* _Task details_: Check every line of the data below for the string "Name", and copy the ones that hold it.

* * *

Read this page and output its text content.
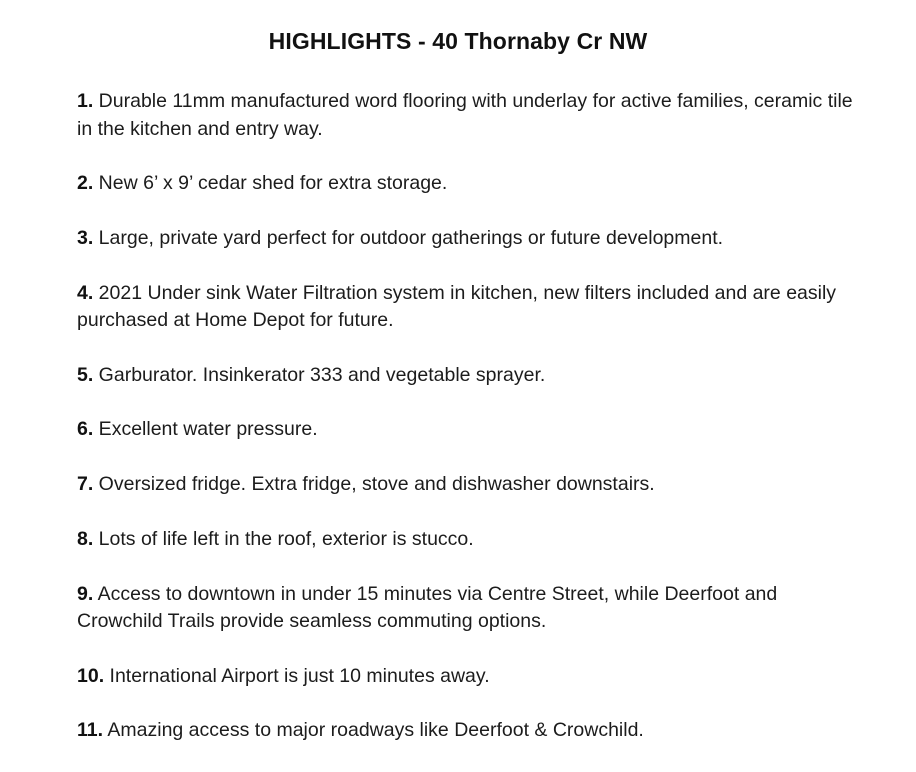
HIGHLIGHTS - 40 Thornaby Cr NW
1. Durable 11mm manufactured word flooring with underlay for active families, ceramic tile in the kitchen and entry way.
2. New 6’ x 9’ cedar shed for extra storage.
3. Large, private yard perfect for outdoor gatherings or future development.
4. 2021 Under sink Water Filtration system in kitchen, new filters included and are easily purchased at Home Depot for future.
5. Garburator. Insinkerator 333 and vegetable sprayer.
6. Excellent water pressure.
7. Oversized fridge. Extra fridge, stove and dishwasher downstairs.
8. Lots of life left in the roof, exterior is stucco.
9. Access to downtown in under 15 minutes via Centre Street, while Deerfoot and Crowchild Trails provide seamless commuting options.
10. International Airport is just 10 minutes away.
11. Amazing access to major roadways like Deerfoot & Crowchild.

* * *

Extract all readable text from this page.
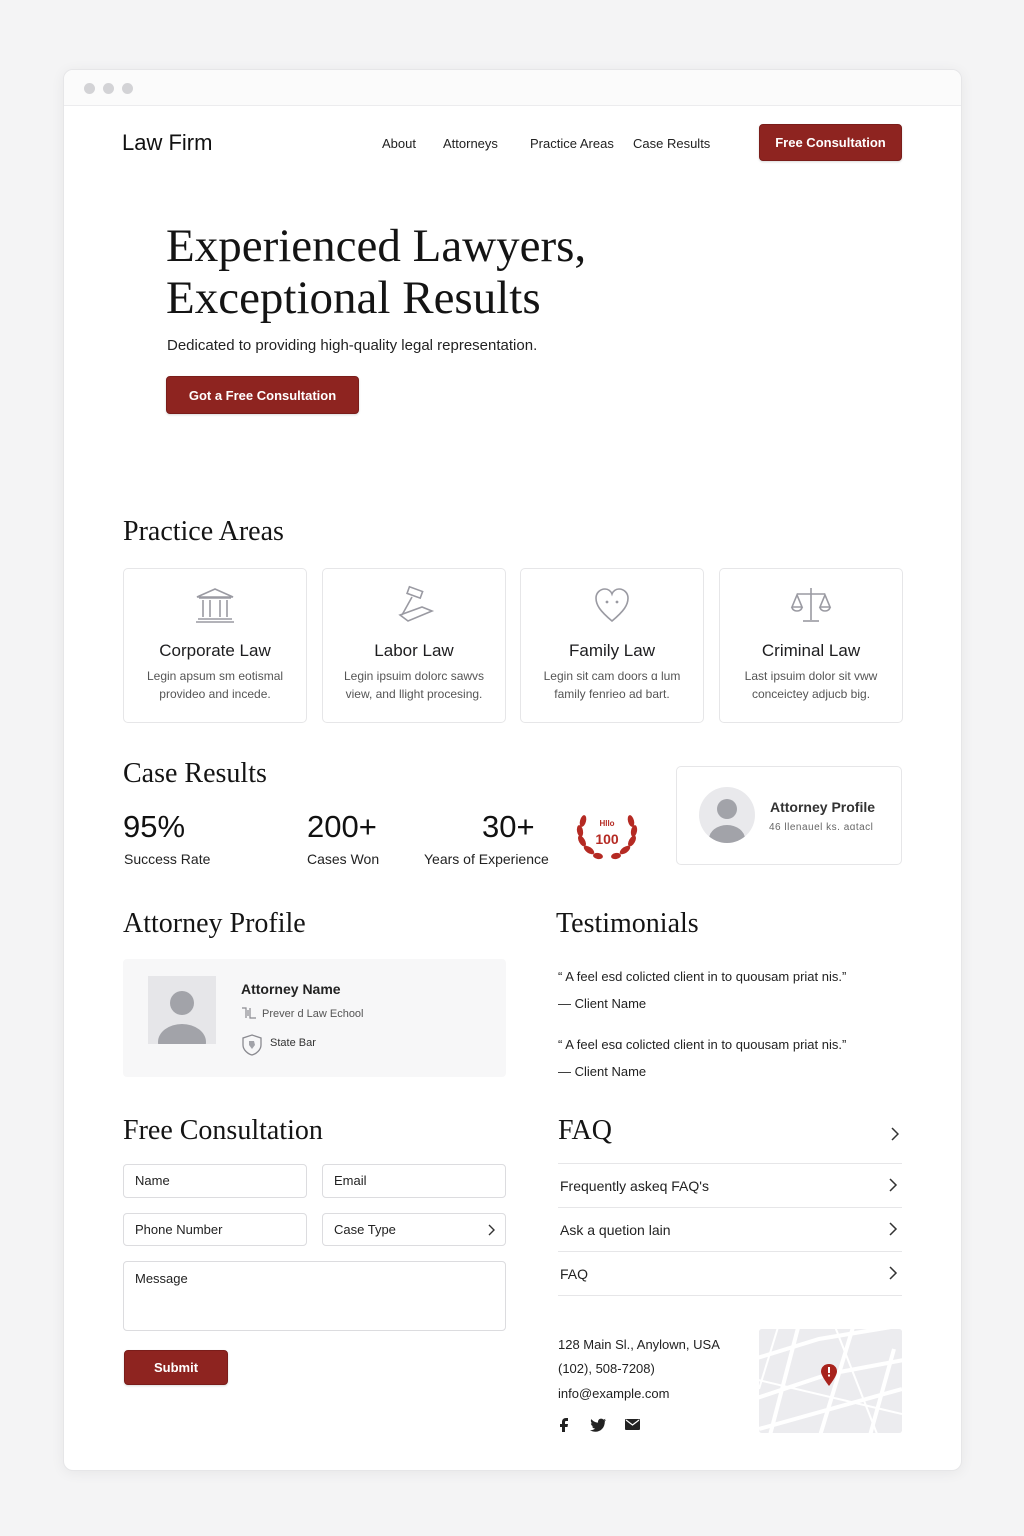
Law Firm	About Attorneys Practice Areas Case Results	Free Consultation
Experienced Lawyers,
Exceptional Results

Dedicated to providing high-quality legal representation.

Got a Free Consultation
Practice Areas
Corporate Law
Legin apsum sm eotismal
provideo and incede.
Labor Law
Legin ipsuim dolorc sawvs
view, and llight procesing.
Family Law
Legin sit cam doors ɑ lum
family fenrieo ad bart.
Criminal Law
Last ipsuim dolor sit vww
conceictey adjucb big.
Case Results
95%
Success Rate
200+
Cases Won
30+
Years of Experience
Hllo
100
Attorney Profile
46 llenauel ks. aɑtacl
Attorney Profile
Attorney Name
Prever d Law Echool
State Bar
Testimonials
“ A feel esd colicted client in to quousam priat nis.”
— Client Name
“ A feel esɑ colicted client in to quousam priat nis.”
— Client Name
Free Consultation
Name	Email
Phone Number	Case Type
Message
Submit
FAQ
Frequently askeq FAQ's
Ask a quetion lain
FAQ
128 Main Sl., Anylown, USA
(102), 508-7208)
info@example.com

* * *

* _Exercise answer_:
Attorney Name
— Client Name
— Client Name
Name	Email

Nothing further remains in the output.